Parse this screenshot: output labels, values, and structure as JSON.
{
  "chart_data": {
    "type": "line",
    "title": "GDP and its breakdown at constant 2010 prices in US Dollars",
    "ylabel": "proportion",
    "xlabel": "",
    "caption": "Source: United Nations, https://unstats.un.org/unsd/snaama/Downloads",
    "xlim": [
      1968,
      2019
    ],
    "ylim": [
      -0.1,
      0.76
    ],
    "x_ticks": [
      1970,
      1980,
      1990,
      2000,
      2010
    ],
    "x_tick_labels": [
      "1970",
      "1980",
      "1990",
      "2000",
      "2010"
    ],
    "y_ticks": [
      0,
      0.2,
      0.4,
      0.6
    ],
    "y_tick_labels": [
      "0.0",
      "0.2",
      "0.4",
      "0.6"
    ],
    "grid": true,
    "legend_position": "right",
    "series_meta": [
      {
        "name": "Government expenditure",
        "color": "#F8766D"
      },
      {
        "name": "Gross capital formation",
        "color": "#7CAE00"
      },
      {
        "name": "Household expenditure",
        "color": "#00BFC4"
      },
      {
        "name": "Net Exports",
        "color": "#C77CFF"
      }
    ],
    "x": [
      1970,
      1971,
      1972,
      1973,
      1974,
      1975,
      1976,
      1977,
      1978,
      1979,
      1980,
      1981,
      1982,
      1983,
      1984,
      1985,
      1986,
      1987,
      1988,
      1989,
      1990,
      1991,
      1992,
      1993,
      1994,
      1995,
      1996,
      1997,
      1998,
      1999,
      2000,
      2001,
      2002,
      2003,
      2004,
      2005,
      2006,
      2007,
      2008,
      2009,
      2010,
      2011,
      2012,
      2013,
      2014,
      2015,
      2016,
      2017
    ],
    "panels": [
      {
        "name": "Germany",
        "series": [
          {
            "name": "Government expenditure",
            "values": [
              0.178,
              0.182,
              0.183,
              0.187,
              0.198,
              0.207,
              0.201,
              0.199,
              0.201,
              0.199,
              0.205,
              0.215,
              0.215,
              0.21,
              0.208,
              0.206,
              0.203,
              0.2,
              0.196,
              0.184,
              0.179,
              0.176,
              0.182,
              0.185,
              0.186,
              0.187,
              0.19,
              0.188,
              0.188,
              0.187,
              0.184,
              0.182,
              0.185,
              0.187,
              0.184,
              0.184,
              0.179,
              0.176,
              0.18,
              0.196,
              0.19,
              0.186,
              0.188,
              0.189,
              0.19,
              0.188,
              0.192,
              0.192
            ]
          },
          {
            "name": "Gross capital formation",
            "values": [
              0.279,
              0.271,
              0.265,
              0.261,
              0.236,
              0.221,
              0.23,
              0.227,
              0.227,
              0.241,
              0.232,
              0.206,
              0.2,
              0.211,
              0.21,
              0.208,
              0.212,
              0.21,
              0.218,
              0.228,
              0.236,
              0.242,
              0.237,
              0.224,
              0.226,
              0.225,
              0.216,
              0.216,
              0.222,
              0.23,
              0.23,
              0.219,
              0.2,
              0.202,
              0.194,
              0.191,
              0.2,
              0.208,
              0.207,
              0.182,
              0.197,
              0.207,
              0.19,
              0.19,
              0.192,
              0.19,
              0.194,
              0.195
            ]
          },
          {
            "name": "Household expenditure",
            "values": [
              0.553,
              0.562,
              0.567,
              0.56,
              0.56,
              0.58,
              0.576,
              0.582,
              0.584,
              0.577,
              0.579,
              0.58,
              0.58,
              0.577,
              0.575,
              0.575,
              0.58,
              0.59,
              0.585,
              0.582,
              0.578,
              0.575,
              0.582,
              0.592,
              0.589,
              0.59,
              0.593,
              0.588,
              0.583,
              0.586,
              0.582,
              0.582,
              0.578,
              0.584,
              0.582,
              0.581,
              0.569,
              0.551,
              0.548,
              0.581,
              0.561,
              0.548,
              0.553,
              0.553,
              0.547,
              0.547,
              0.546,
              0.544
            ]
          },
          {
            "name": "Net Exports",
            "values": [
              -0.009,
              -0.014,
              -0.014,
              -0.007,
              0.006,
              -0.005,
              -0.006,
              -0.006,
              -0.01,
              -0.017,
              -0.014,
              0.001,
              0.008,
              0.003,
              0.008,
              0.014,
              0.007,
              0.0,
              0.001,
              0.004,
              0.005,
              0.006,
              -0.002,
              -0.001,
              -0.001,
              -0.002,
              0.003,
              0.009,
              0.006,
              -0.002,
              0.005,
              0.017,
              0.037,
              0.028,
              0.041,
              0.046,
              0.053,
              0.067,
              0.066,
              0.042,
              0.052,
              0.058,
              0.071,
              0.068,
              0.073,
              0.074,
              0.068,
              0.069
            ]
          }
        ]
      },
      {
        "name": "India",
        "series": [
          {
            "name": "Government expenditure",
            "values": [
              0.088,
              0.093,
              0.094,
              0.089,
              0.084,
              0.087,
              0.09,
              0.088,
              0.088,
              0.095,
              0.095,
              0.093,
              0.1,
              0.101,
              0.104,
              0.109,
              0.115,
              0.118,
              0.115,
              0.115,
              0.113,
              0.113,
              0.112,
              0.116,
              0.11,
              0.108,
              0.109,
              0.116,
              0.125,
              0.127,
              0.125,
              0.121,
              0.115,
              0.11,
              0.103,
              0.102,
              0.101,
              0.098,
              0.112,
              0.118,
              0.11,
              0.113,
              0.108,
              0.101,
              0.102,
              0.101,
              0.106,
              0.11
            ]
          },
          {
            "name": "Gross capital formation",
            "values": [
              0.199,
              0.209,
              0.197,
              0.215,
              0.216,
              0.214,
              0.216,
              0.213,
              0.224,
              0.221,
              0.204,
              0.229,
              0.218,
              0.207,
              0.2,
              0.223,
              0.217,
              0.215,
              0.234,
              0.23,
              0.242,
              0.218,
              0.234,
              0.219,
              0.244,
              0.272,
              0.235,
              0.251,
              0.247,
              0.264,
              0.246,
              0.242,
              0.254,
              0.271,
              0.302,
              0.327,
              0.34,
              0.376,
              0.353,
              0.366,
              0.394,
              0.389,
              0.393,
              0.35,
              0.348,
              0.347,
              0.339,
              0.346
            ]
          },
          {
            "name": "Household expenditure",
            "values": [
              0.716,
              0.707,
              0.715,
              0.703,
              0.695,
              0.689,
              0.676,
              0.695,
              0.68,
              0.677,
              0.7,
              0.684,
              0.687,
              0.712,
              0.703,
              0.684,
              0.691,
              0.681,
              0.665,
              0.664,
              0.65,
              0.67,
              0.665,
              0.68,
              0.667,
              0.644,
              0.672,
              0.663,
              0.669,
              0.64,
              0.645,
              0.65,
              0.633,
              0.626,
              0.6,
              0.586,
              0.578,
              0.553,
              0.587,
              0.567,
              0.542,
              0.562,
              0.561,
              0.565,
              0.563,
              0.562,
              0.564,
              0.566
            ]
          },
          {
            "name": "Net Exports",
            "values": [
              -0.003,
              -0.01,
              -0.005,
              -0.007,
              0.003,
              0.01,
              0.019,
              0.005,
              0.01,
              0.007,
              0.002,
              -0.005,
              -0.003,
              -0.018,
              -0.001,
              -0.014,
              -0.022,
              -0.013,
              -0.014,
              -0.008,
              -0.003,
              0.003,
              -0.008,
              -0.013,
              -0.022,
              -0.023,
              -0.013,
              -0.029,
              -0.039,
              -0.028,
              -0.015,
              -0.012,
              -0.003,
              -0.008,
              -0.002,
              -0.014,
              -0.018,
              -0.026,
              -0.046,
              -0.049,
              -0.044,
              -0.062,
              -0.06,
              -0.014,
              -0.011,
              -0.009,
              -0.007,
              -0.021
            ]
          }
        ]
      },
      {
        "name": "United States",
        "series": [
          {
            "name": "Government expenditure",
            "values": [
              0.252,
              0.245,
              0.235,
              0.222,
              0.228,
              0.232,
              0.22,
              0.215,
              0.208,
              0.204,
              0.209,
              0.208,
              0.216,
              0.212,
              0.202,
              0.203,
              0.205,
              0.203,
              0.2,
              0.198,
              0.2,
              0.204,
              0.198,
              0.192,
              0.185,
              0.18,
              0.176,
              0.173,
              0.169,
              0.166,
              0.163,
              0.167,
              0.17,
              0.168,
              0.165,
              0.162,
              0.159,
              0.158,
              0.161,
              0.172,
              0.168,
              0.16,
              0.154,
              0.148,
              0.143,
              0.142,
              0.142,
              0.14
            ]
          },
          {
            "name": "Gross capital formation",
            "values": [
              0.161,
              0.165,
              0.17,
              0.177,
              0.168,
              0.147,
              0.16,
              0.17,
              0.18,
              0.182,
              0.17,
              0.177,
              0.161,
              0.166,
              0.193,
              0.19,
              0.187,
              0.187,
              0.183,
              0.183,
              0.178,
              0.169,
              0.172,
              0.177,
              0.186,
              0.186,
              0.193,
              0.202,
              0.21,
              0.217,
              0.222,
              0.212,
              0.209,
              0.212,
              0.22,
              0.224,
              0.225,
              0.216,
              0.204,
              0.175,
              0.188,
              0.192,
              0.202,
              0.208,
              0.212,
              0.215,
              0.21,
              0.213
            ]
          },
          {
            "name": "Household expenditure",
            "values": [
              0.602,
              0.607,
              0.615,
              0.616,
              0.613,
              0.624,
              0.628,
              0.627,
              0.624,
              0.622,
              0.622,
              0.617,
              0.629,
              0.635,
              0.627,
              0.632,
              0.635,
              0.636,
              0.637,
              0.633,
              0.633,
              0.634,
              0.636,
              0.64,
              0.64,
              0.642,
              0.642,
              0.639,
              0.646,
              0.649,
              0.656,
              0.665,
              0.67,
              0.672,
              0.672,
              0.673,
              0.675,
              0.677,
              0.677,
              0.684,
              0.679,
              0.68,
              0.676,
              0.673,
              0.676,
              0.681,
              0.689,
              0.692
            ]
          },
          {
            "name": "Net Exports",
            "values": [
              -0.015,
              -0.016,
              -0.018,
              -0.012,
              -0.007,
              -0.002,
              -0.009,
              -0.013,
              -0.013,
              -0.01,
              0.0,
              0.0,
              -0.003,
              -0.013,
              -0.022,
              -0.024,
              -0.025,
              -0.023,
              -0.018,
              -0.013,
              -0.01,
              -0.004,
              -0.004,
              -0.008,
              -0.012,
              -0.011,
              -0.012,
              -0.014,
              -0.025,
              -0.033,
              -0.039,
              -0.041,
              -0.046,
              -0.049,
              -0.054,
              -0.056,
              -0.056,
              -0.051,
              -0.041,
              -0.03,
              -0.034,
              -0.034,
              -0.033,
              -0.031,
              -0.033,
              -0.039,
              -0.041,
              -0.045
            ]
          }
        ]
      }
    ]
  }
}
_ _ _ _
# What is being asked
Copy out every line that includes the word "color".

# Task solution
        "color": "#F8766D"
        "color": "#7CAE00"
        "color": "#00BFC4"
        "color": "#C77CFF"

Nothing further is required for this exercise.